#### WRITTEN EXERCISE
Write the number of lines holding the word "decisions", and nothing else.
___
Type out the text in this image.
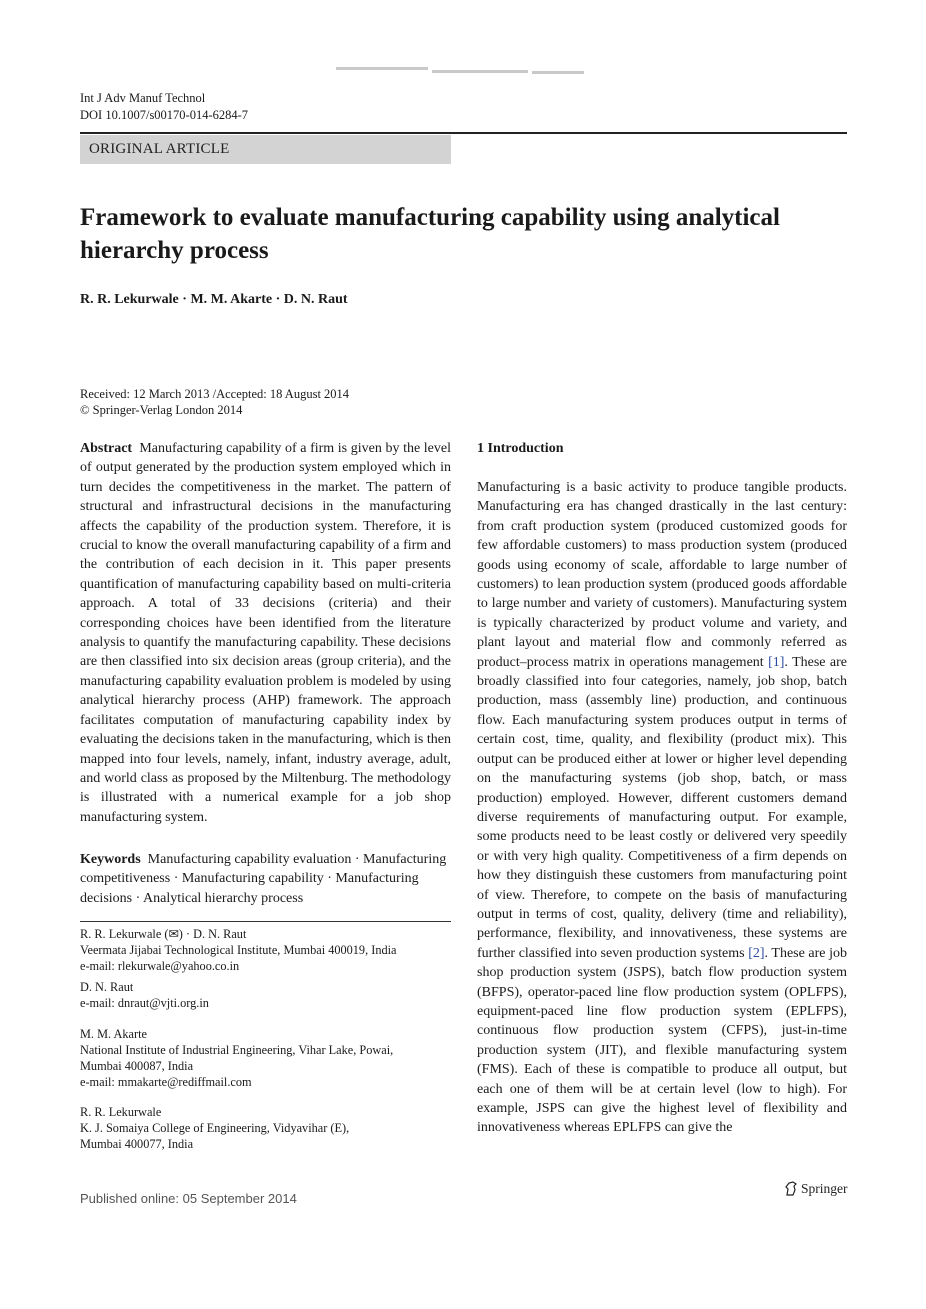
Int J Adv Manuf Technol
DOI 10.1007/s00170-014-6284-7
ORIGINAL ARTICLE
Framework to evaluate manufacturing capability using analytical hierarchy process
R. R. Lekurwale · M. M. Akarte · D. N. Raut
Received: 12 March 2013 /Accepted: 18 August 2014
© Springer-Verlag London 2014
Abstract Manufacturing capability of a firm is given by the level of output generated by the production system employed which in turn decides the competitiveness in the market. The pattern of structural and infrastructural decisions in the manufacturing affects the capability of the production system. Therefore, it is crucial to know the overall manufacturing capability of a firm and the contribution of each decision in it. This paper presents quantification of manufacturing capability based on multi-criteria approach. A total of 33 decisions (criteria) and their corresponding choices have been identified from the literature analysis to quantify the manufacturing capability. These decisions are then classified into six decision areas (group criteria), and the manufacturing capability evaluation problem is modeled by using analytical hierarchy process (AHP) framework. The approach facilitates computation of manufacturing capability index by evaluating the decisions taken in the manufacturing, which is then mapped into four levels, namely, infant, industry average, adult, and world class as proposed by the Miltenburg. The methodology is illustrated with a numerical example for a job shop manufacturing system.
Keywords Manufacturing capability evaluation · Manufacturing competitiveness · Manufacturing capability · Manufacturing decisions · Analytical hierarchy process
R. R. Lekurwale (✉) · D. N. Raut
Veermata Jijabai Technological Institute, Mumbai 400019, India
e-mail: rlekurwale@yahoo.co.in
D. N. Raut
e-mail: dnraut@vjti.org.in
M. M. Akarte
National Institute of Industrial Engineering, Vihar Lake, Powai,
Mumbai 400087, India
e-mail: mmakarte@rediffmail.com
R. R. Lekurwale
K. J. Somaiya College of Engineering, Vidyavihar (E),
Mumbai 400077, India
1 Introduction
Manufacturing is a basic activity to produce tangible products. Manufacturing era has changed drastically in the last century: from craft production system (produced customized goods for few affordable customers) to mass production system (produced goods using economy of scale, affordable to large number of customers) to lean production system (produced goods affordable to large number and variety of customers). Manufacturing system is typically characterized by product volume and variety, and plant layout and material flow and commonly referred as product–process matrix in operations management [1]. These are broadly classified into four categories, namely, job shop, batch production, mass (assembly line) production, and continuous flow. Each manufacturing system produces output in terms of certain cost, time, quality, and flexibility (product mix). This output can be produced either at lower or higher level depending on the manufacturing systems (job shop, batch, or mass production) employed. However, different customers demand diverse requirements of manufacturing output. For example, some products need to be least costly or delivered very speedily or with very high quality. Competitiveness of a firm depends on how they distinguish these customers from manufacturing point of view. Therefore, to compete on the basis of manufacturing output in terms of cost, quality, delivery (time and reliability), performance, flexibility, and innovativeness, these systems are further classified into seven production systems [2]. These are job shop production system (JSPS), batch flow production system (BFPS), operator-paced line flow production system (OPLFPS), equipment-paced line flow production system (EPLFPS), continuous flow production system (CFPS), just-in-time production system (JIT), and flexible manufacturing system (FMS). Each of these is compatible to produce all output, but each one of them will be at certain level (low to high). For example, JSPS can give the highest level of flexibility and innovativeness whereas EPLFPS can give the
Published online: 05 September 2014
Springer
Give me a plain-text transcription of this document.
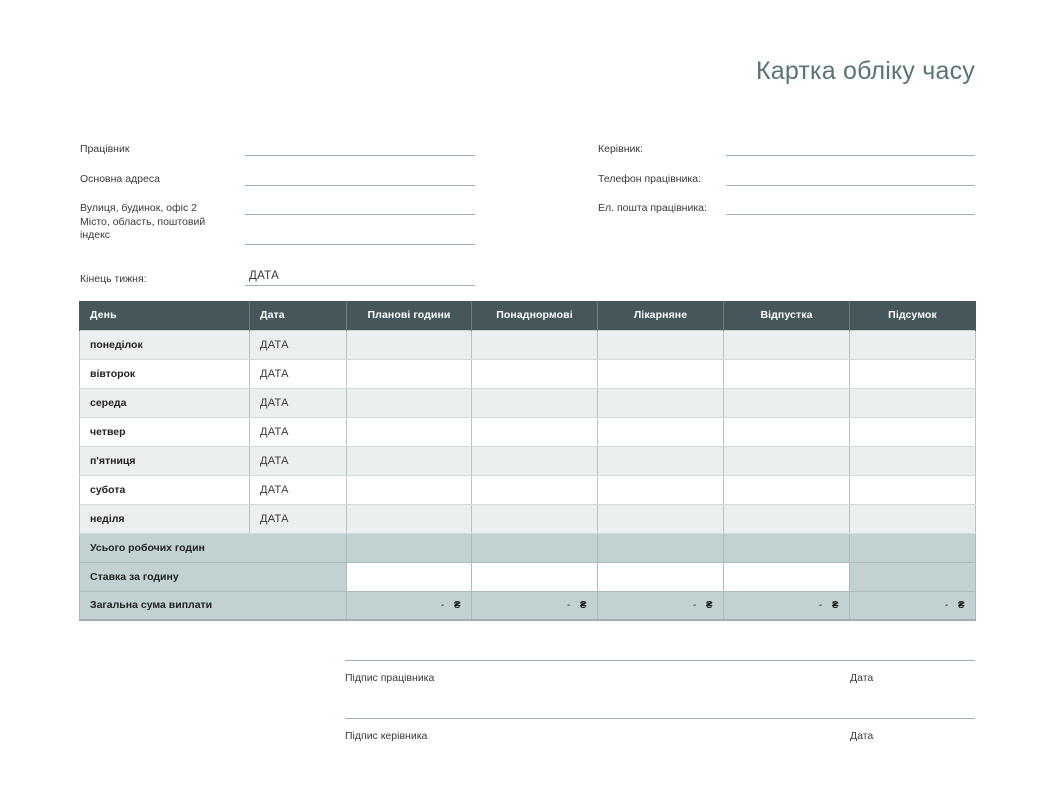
Картка обліку часу
Працівник
Основна адреса
Вулиця, будинок, офіс 2
Місто, область, поштовий
індекс
Кінець тижня:	ДАТА
Керівник:
Телефон працівника:
Ел. пошта працівника:
День	Дата	Планові години	Понаднормові	Лікарняне	Відпустка	Підсумок
понеділок	ДАТА					
вівторок	ДАТА					
середа	ДАТА					
четвер	ДАТА					
п'ятниця	ДАТА					
субота	ДАТА					
неділя	ДАТА					
Усього робочих годин						
Ставка за годину						
Загальна сума виплати		- ₴	- ₴	- ₴	- ₴	- ₴
Підпис працівника	Дата
Підпис керівника	Дата
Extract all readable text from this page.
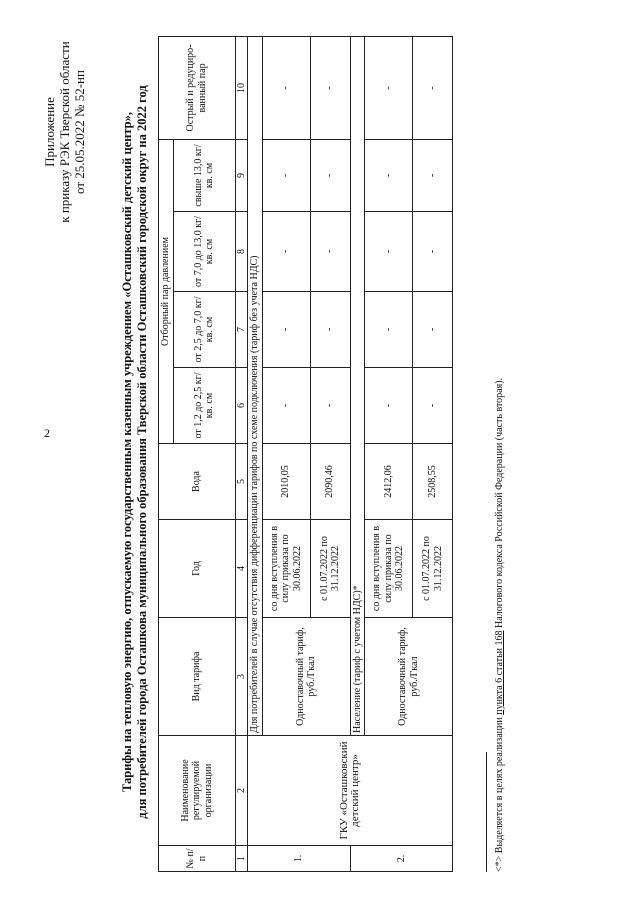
2
Приложение к приказу РЭК Тверской области от 25.05.2022 № 52-нп	Тарифы на тепловую энергию, отпускаемую государственным казенным учреждением «Осташковский детский центр», для потребителей города Осташкова муниципального образования Тверской области Осташковский городской округ на 2022 год
№ п/п	Наименование регулируемой организации	Вид тарифа	Год	Вода	Отборный пар давлением				Острый и редуциро-ванный пар
					от 1,2 до 2,5 кг/кв. см	от 2,5 до 7,0 кг/кв. см	от 7,0 до 13,0 кг/кв. см	свыше 13,0 кг/кв. см	
1	2	3	4	5	6	7	8	9	10
1.	ГКУ «Осташковский детский центр»	Для потребителей в случае отсутствия дифференциации тарифов по схеме подключения (тариф без учета НДС)							
		Одноставочный тариф, руб./Гкал	со дня вступления в силу приказа по 30.06.2022	2010,05	-	-	-	-	-
			с 01.07.2022 по 31.12.2022	2090,46	-	-	-	-	-
2.		Население (тариф с учетом НДС)*							
		Одноставочный тариф, руб./Гкал	со дня вступления в силу приказа по 30.06.2022	2412,06	-	-	-	-	-
			с 01.07.2022 по 31.12.2022	2508,55	-	-	-	-	-
<*> Выделяется в целях реализации пункта 6 статьи 168 Налогового кодекса Российской Федерации (часть вторая).
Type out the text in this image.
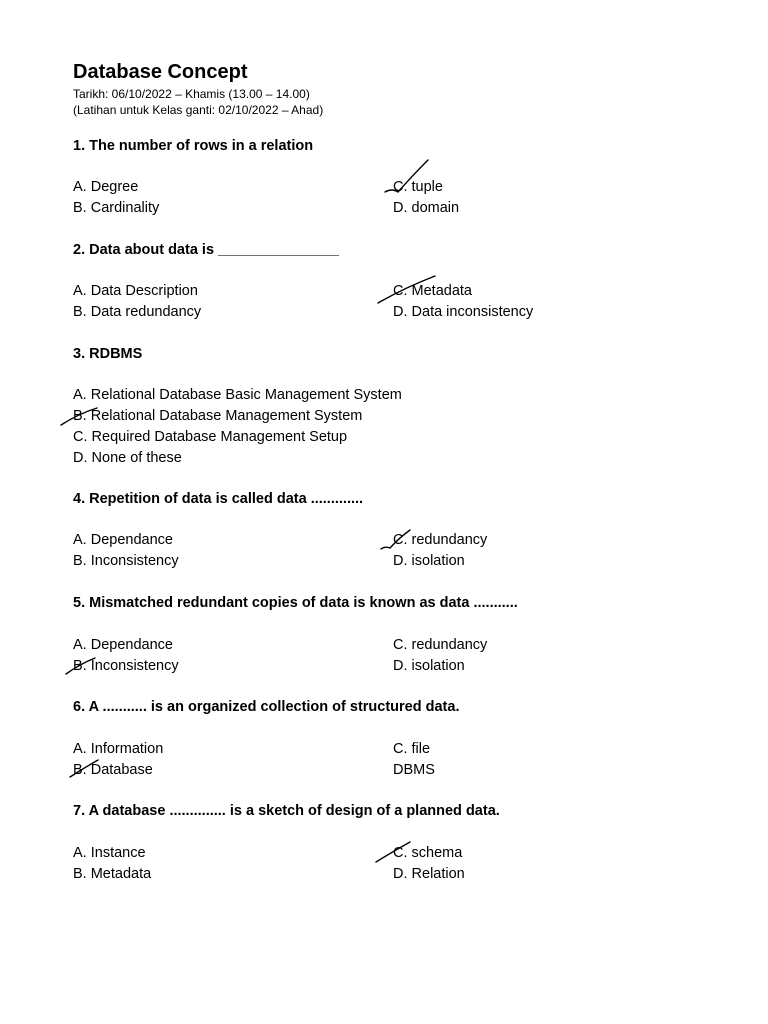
Database Concept
Tarikh: 06/10/2022 – Khamis (13.00 – 14.00)
(Latihan untuk Kelas ganti: 02/10/2022 – Ahad)
1. The number of rows in a relation
A. Degree
B. Cardinality
C. tuple
D. domain
2. Data about data is _______________
A. Data Description
B. Data redundancy
C. Metadata
D. Data inconsistency
3. RDBMS
A. Relational Database Basic Management System
B. Relational Database Management System
C. Required Database Management Setup
D. None of these
4. Repetition of data is called data .............
A. Dependance
B. Inconsistency
C. redundancy
D. isolation
5. Mismatched redundant copies of data is known as data ...........
A. Dependance
B. Inconsistency
C. redundancy
D. isolation
6. A ........... is an organized collection of structured data.
A. Information
B. Database
C. file
DBMS
7. A database .............. is a sketch of design of a planned data.
A. Instance
B. Metadata
C. schema
D. Relation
___
#### TASK OUTPUT
2